▸ What this task involves: Collect every line below that contains the word "Zweibrücken".

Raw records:
----------

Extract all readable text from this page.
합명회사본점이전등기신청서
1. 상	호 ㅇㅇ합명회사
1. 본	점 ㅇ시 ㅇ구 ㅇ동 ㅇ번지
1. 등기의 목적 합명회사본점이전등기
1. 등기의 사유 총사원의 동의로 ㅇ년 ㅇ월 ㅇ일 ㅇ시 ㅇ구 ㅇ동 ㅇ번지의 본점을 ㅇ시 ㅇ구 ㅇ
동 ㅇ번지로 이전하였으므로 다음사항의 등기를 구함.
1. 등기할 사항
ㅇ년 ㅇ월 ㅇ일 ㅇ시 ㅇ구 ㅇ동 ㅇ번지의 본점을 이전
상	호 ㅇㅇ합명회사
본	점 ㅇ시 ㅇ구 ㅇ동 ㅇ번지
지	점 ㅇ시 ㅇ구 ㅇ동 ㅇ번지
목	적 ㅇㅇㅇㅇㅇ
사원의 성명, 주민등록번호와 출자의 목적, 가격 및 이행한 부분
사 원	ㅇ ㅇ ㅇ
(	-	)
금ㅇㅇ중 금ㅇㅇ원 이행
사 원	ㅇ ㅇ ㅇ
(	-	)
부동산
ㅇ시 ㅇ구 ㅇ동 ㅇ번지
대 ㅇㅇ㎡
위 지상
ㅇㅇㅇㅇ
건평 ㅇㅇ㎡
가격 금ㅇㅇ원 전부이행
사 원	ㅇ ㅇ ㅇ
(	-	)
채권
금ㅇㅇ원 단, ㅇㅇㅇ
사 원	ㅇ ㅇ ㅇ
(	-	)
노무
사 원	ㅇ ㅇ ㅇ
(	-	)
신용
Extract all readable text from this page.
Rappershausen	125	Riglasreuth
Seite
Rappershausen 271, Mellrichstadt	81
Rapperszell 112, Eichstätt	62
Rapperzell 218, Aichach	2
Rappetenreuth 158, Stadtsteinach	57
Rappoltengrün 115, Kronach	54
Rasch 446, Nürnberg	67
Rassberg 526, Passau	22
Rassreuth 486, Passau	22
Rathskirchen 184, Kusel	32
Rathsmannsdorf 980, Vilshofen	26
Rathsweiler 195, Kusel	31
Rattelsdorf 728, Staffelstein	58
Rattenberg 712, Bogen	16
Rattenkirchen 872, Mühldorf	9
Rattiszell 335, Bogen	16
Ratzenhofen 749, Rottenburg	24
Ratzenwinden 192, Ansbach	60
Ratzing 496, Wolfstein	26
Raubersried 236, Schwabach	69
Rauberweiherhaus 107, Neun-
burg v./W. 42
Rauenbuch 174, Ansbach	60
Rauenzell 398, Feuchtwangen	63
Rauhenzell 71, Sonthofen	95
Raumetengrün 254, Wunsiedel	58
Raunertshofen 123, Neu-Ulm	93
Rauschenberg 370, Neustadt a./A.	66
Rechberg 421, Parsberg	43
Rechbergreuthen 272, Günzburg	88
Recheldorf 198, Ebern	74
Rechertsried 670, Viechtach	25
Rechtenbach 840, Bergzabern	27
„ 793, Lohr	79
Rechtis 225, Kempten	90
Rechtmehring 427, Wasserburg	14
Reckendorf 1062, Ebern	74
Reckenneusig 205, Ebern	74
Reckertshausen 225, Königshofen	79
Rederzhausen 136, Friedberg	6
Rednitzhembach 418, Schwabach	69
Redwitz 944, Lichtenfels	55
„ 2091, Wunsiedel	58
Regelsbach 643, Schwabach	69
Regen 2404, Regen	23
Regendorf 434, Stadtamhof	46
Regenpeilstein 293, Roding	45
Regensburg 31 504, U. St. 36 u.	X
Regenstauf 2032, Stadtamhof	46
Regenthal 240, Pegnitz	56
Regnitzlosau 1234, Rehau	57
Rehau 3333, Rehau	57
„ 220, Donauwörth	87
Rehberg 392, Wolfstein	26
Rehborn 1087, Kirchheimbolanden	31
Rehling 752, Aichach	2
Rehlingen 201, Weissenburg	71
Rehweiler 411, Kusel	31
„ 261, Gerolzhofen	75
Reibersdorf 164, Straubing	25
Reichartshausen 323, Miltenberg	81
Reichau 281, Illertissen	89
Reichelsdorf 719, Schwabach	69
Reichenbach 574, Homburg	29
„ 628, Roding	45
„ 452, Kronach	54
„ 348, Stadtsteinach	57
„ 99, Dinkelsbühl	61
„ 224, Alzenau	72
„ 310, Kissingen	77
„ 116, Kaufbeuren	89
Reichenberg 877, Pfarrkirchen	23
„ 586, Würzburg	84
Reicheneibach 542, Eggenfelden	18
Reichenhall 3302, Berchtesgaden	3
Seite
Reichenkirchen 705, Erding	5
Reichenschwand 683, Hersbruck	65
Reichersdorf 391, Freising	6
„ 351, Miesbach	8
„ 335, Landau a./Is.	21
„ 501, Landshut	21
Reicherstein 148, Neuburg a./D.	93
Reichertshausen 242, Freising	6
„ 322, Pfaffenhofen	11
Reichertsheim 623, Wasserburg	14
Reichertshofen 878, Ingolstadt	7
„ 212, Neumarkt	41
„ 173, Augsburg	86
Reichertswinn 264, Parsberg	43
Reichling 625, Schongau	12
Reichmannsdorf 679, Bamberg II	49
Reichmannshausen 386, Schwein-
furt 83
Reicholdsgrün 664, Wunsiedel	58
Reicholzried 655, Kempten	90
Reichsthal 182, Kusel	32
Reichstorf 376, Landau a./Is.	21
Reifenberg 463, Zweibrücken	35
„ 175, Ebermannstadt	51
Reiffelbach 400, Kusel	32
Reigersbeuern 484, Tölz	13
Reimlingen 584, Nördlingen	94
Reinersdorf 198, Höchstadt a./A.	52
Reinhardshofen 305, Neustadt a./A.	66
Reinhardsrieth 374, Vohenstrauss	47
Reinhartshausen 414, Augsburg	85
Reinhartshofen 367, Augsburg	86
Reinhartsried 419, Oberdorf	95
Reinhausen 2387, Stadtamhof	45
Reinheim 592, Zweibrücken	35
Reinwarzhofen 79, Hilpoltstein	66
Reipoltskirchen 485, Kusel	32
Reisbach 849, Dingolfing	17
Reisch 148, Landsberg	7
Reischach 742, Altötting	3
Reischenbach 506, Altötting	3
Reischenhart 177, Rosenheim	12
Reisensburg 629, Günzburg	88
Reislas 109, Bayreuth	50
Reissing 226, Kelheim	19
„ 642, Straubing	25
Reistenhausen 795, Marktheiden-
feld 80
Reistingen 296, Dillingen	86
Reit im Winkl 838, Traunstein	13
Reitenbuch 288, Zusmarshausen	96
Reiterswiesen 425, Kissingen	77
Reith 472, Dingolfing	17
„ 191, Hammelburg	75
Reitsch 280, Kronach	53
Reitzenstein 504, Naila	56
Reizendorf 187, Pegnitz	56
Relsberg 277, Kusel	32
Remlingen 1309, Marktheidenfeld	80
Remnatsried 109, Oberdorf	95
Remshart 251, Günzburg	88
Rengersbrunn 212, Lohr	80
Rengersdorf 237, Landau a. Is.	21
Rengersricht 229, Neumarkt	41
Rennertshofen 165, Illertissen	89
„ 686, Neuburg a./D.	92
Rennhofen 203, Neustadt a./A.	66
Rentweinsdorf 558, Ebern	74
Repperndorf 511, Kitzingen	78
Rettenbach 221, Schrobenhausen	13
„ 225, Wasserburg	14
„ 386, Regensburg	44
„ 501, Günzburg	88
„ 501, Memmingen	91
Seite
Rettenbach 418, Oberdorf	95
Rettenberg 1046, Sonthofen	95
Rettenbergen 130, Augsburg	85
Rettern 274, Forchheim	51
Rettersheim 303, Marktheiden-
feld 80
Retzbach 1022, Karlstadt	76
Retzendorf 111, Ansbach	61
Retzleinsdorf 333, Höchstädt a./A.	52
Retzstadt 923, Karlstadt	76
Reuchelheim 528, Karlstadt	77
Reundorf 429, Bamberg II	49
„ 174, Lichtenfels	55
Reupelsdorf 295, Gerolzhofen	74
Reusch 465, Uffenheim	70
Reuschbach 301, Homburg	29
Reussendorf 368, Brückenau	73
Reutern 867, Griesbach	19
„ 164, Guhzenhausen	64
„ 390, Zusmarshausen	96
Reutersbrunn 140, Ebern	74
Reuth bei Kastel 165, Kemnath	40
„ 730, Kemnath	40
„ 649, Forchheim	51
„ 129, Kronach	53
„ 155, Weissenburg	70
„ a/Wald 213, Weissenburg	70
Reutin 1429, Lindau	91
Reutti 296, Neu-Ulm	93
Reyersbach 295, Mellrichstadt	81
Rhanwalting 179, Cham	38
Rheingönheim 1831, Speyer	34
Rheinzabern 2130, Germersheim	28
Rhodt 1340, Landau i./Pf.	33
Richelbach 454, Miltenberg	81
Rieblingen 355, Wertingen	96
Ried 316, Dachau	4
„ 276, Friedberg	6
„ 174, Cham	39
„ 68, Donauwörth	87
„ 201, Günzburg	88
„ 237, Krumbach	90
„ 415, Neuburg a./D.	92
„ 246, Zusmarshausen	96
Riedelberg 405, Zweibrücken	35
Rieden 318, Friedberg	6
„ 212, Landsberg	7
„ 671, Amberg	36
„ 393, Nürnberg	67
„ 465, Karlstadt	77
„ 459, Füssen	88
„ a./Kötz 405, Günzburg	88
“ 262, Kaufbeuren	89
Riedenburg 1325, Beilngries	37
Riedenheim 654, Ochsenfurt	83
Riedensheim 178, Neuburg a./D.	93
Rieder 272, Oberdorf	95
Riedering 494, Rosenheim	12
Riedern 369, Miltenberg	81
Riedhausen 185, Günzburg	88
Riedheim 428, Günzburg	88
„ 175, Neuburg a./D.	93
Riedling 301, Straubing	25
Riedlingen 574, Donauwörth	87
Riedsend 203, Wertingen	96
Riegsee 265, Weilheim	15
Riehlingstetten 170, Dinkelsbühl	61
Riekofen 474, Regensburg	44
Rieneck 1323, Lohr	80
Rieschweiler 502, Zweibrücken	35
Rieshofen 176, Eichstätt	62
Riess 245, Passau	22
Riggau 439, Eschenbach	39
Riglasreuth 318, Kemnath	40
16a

----------

▸ Exercise answer:
Reifenberg 463, Zweibrücken	35
Reinheim 592, Zweibrücken	35
Riedelberg 405, Zweibrücken	35
Rieschweiler 502, Zweibrücken	35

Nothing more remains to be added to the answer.